START
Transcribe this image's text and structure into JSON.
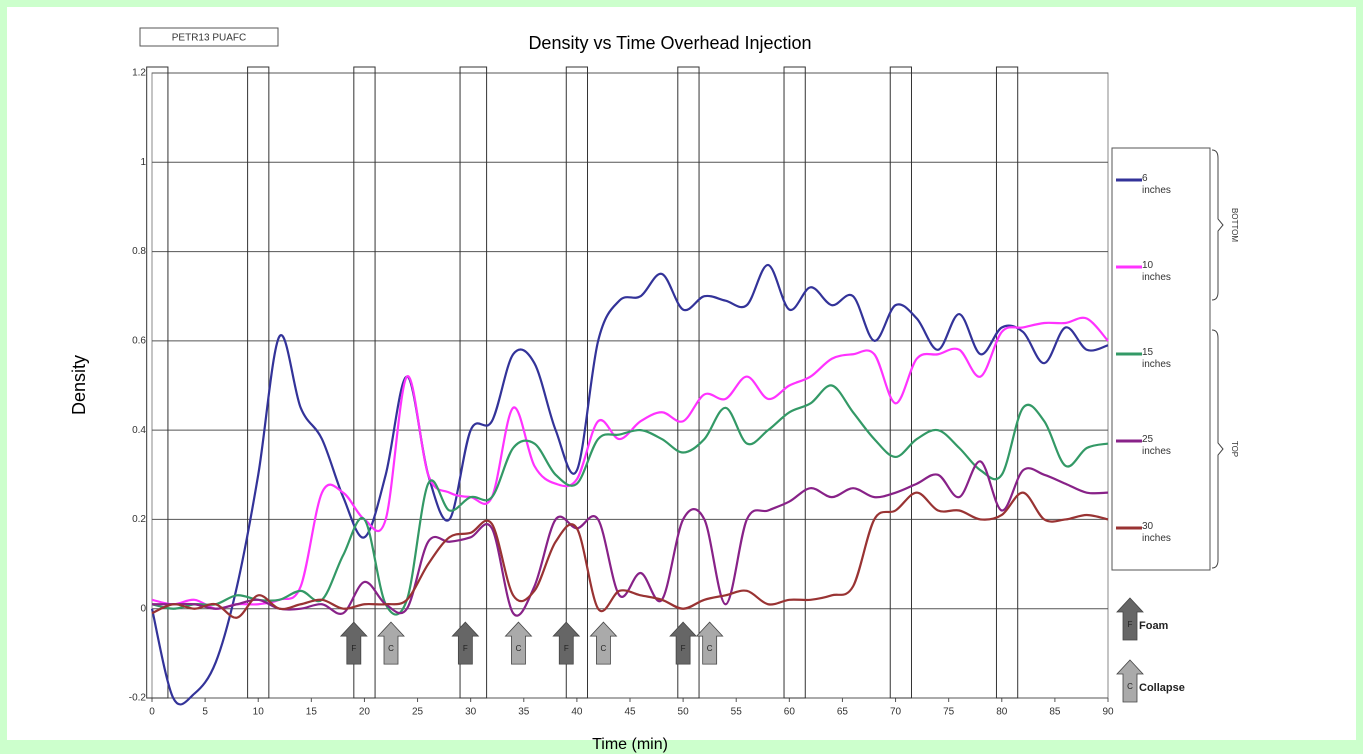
{
  "chart_data": {
    "type": "line",
    "title": "Density vs Time Overhead Injection",
    "tag": "PETR13 PUAFC",
    "x_label": "Time (min)",
    "y_label": "Density",
    "x": [
      0,
      2,
      4,
      6,
      8,
      10,
      12,
      14,
      16,
      18,
      20,
      22,
      24,
      26,
      28,
      30,
      32,
      34,
      36,
      38,
      40,
      42,
      44,
      46,
      48,
      50,
      52,
      54,
      56,
      58,
      60,
      62,
      64,
      66,
      68,
      70,
      72,
      74,
      76,
      78,
      80,
      82,
      84,
      86,
      88,
      90
    ],
    "series": [
      {
        "name": "6 inches",
        "color": "#333399",
        "values": [
          0,
          -0.2,
          -0.19,
          -0.12,
          0.05,
          0.3,
          0.61,
          0.45,
          0.38,
          0.25,
          0.16,
          0.3,
          0.52,
          0.3,
          0.2,
          0.4,
          0.42,
          0.57,
          0.55,
          0.4,
          0.31,
          0.6,
          0.69,
          0.7,
          0.75,
          0.67,
          0.7,
          0.69,
          0.68,
          0.77,
          0.67,
          0.72,
          0.68,
          0.7,
          0.6,
          0.68,
          0.65,
          0.58,
          0.66,
          0.57,
          0.63,
          0.62,
          0.55,
          0.63,
          0.58,
          0.59
        ]
      },
      {
        "name": "10 inches",
        "color": "#ff33ff",
        "values": [
          0.02,
          0.01,
          0.02,
          0,
          0.01,
          0.01,
          0.02,
          0.05,
          0.26,
          0.26,
          0.2,
          0.2,
          0.52,
          0.3,
          0.26,
          0.25,
          0.25,
          0.45,
          0.32,
          0.28,
          0.29,
          0.42,
          0.38,
          0.42,
          0.44,
          0.42,
          0.48,
          0.47,
          0.52,
          0.47,
          0.5,
          0.52,
          0.56,
          0.57,
          0.57,
          0.46,
          0.56,
          0.57,
          0.58,
          0.52,
          0.62,
          0.63,
          0.64,
          0.64,
          0.65,
          0.6
        ]
      },
      {
        "name": "15 inches",
        "color": "#339966",
        "values": [
          0.01,
          0,
          0.01,
          0.01,
          0.03,
          0.02,
          0.02,
          0.04,
          0.02,
          0.12,
          0.2,
          0.01,
          0.02,
          0.28,
          0.22,
          0.25,
          0.25,
          0.36,
          0.37,
          0.3,
          0.28,
          0.38,
          0.39,
          0.4,
          0.38,
          0.35,
          0.38,
          0.45,
          0.37,
          0.4,
          0.44,
          0.46,
          0.5,
          0.44,
          0.38,
          0.34,
          0.38,
          0.4,
          0.36,
          0.31,
          0.3,
          0.45,
          0.42,
          0.32,
          0.36,
          0.37
        ]
      },
      {
        "name": "25 inches",
        "color": "#882288",
        "values": [
          0.01,
          0.01,
          0.01,
          0,
          0.01,
          0.02,
          0,
          0,
          0.01,
          -0.01,
          0.06,
          0.01,
          0,
          0.15,
          0.15,
          0.16,
          0.18,
          -0.01,
          0.05,
          0.2,
          0.18,
          0.2,
          0.03,
          0.08,
          0.02,
          0.2,
          0.2,
          0.01,
          0.2,
          0.22,
          0.24,
          0.27,
          0.25,
          0.27,
          0.25,
          0.26,
          0.28,
          0.3,
          0.25,
          0.33,
          0.22,
          0.31,
          0.3,
          0.28,
          0.26,
          0.26
        ]
      },
      {
        "name": "30 inches",
        "color": "#993333",
        "values": [
          -0.01,
          0.01,
          0,
          0.01,
          -0.02,
          0.03,
          0,
          0.01,
          0.02,
          0,
          0.01,
          0.01,
          0.02,
          0.1,
          0.16,
          0.17,
          0.19,
          0.03,
          0.04,
          0.15,
          0.18,
          0,
          0.04,
          0.03,
          0.02,
          0,
          0.02,
          0.03,
          0.04,
          0.01,
          0.02,
          0.02,
          0.03,
          0.05,
          0.2,
          0.22,
          0.26,
          0.22,
          0.22,
          0.2,
          0.21,
          0.26,
          0.2,
          0.2,
          0.21,
          0.2
        ]
      }
    ],
    "bands": [
      [
        -0.5,
        1.5
      ],
      [
        9,
        11
      ],
      [
        19,
        21
      ],
      [
        29,
        31.5
      ],
      [
        39,
        41
      ],
      [
        49.5,
        51.5
      ],
      [
        59.5,
        61.5
      ],
      [
        69.5,
        71.5
      ],
      [
        79.5,
        81.5
      ]
    ],
    "annotations": [
      {
        "x": 19,
        "label": "F"
      },
      {
        "x": 22.5,
        "label": "C"
      },
      {
        "x": 29.5,
        "label": "F"
      },
      {
        "x": 34.5,
        "label": "C"
      },
      {
        "x": 39,
        "label": "F"
      },
      {
        "x": 42.5,
        "label": "C"
      },
      {
        "x": 50,
        "label": "F"
      },
      {
        "x": 52.5,
        "label": "C"
      }
    ],
    "key": [
      {
        "label": "F",
        "text": "Foam"
      },
      {
        "label": "C",
        "text": "Collapse"
      }
    ],
    "groups": [
      "BOTTOM",
      "TOP"
    ],
    "xlim": [
      0,
      90
    ],
    "ylim": [
      -0.2,
      1.2
    ],
    "xticks": [
      0,
      5,
      10,
      15,
      20,
      25,
      30,
      35,
      40,
      45,
      50,
      55,
      60,
      65,
      70,
      75,
      80,
      85,
      90
    ],
    "yticks": [
      -0.2,
      0,
      0.2,
      0.4,
      0.6,
      0.8,
      1,
      1.2
    ],
    "grid": true,
    "legend": "right"
  }
}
END
◆ **What this task involves**
Print the records word for word and exclude any picture they hold.

◆ **Answer for this exercise**
Transcribe this image's text and structure into JSON.
{
  "chart_data": {
    "type": "line",
    "title": "Density vs Time Overhead Injection",
    "tag": "PETR13 PUAFC",
    "x_label": "Time (min)",
    "y_label": "Density",
    "x": [
      0,
      2,
      4,
      6,
      8,
      10,
      12,
      14,
      16,
      18,
      20,
      22,
      24,
      26,
      28,
      30,
      32,
      34,
      36,
      38,
      40,
      42,
      44,
      46,
      48,
      50,
      52,
      54,
      56,
      58,
      60,
      62,
      64,
      66,
      68,
      70,
      72,
      74,
      76,
      78,
      80,
      82,
      84,
      86,
      88,
      90
    ],
    "series": [
      {
        "name": "6 inches",
        "color": "#333399",
        "values": [
          0,
          -0.2,
          -0.19,
          -0.12,
          0.05,
          0.3,
          0.61,
          0.45,
          0.38,
          0.25,
          0.16,
          0.3,
          0.52,
          0.3,
          0.2,
          0.4,
          0.42,
          0.57,
          0.55,
          0.4,
          0.31,
          0.6,
          0.69,
          0.7,
          0.75,
          0.67,
          0.7,
          0.69,
          0.68,
          0.77,
          0.67,
          0.72,
          0.68,
          0.7,
          0.6,
          0.68,
          0.65,
          0.58,
          0.66,
          0.57,
          0.63,
          0.62,
          0.55,
          0.63,
          0.58,
          0.59
        ]
      },
      {
        "name": "10 inches",
        "color": "#ff33ff",
        "values": [
          0.02,
          0.01,
          0.02,
          0,
          0.01,
          0.01,
          0.02,
          0.05,
          0.26,
          0.26,
          0.2,
          0.2,
          0.52,
          0.3,
          0.26,
          0.25,
          0.25,
          0.45,
          0.32,
          0.28,
          0.29,
          0.42,
          0.38,
          0.42,
          0.44,
          0.42,
          0.48,
          0.47,
          0.52,
          0.47,
          0.5,
          0.52,
          0.56,
          0.57,
          0.57,
          0.46,
          0.56,
          0.57,
          0.58,
          0.52,
          0.62,
          0.63,
          0.64,
          0.64,
          0.65,
          0.6
        ]
      },
      {
        "name": "15 inches",
        "color": "#339966",
        "values": [
          0.01,
          0,
          0.01,
          0.01,
          0.03,
          0.02,
          0.02,
          0.04,
          0.02,
          0.12,
          0.2,
          0.01,
          0.02,
          0.28,
          0.22,
          0.25,
          0.25,
          0.36,
          0.37,
          0.3,
          0.28,
          0.38,
          0.39,
          0.4,
          0.38,
          0.35,
          0.38,
          0.45,
          0.37,
          0.4,
          0.44,
          0.46,
          0.5,
          0.44,
          0.38,
          0.34,
          0.38,
          0.4,
          0.36,
          0.31,
          0.3,
          0.45,
          0.42,
          0.32,
          0.36,
          0.37
        ]
      },
      {
        "name": "25 inches",
        "color": "#882288",
        "values": [
          0.01,
          0.01,
          0.01,
          0,
          0.01,
          0.02,
          0,
          0,
          0.01,
          -0.01,
          0.06,
          0.01,
          0,
          0.15,
          0.15,
          0.16,
          0.18,
          -0.01,
          0.05,
          0.2,
          0.18,
          0.2,
          0.03,
          0.08,
          0.02,
          0.2,
          0.2,
          0.01,
          0.2,
          0.22,
          0.24,
          0.27,
          0.25,
          0.27,
          0.25,
          0.26,
          0.28,
          0.3,
          0.25,
          0.33,
          0.22,
          0.31,
          0.3,
          0.28,
          0.26,
          0.26
        ]
      },
      {
        "name": "30 inches",
        "color": "#993333",
        "values": [
          -0.01,
          0.01,
          0,
          0.01,
          -0.02,
          0.03,
          0,
          0.01,
          0.02,
          0,
          0.01,
          0.01,
          0.02,
          0.1,
          0.16,
          0.17,
          0.19,
          0.03,
          0.04,
          0.15,
          0.18,
          0,
          0.04,
          0.03,
          0.02,
          0,
          0.02,
          0.03,
          0.04,
          0.01,
          0.02,
          0.02,
          0.03,
          0.05,
          0.2,
          0.22,
          0.26,
          0.22,
          0.22,
          0.2,
          0.21,
          0.26,
          0.2,
          0.2,
          0.21,
          0.2
        ]
      }
    ],
    "bands": [
      [
        -0.5,
        1.5
      ],
      [
        9,
        11
      ],
      [
        19,
        21
      ],
      [
        29,
        31.5
      ],
      [
        39,
        41
      ],
      [
        49.5,
        51.5
      ],
      [
        59.5,
        61.5
      ],
      [
        69.5,
        71.5
      ],
      [
        79.5,
        81.5
      ]
    ],
    "annotations": [
      {
        "x": 19,
        "label": "F"
      },
      {
        "x": 22.5,
        "label": "C"
      },
      {
        "x": 29.5,
        "label": "F"
      },
      {
        "x": 34.5,
        "label": "C"
      },
      {
        "x": 39,
        "label": "F"
      },
      {
        "x": 42.5,
        "label": "C"
      },
      {
        "x": 50,
        "label": "F"
      },
      {
        "x": 52.5,
        "label": "C"
      }
    ],
    "key": [
      {
        "label": "F",
        "text": "Foam"
      },
      {
        "label": "C",
        "text": "Collapse"
      }
    ],
    "groups": [
      "BOTTOM",
      "TOP"
    ],
    "xlim": [
      0,
      90
    ],
    "ylim": [
      -0.2,
      1.2
    ],
    "xticks": [
      0,
      5,
      10,
      15,
      20,
      25,
      30,
      35,
      40,
      45,
      50,
      55,
      60,
      65,
      70,
      75,
      80,
      85,
      90
    ],
    "yticks": [
      -0.2,
      0,
      0.2,
      0.4,
      0.6,
      0.8,
      1,
      1.2
    ],
    "grid": true,
    "legend": "right"
  }
}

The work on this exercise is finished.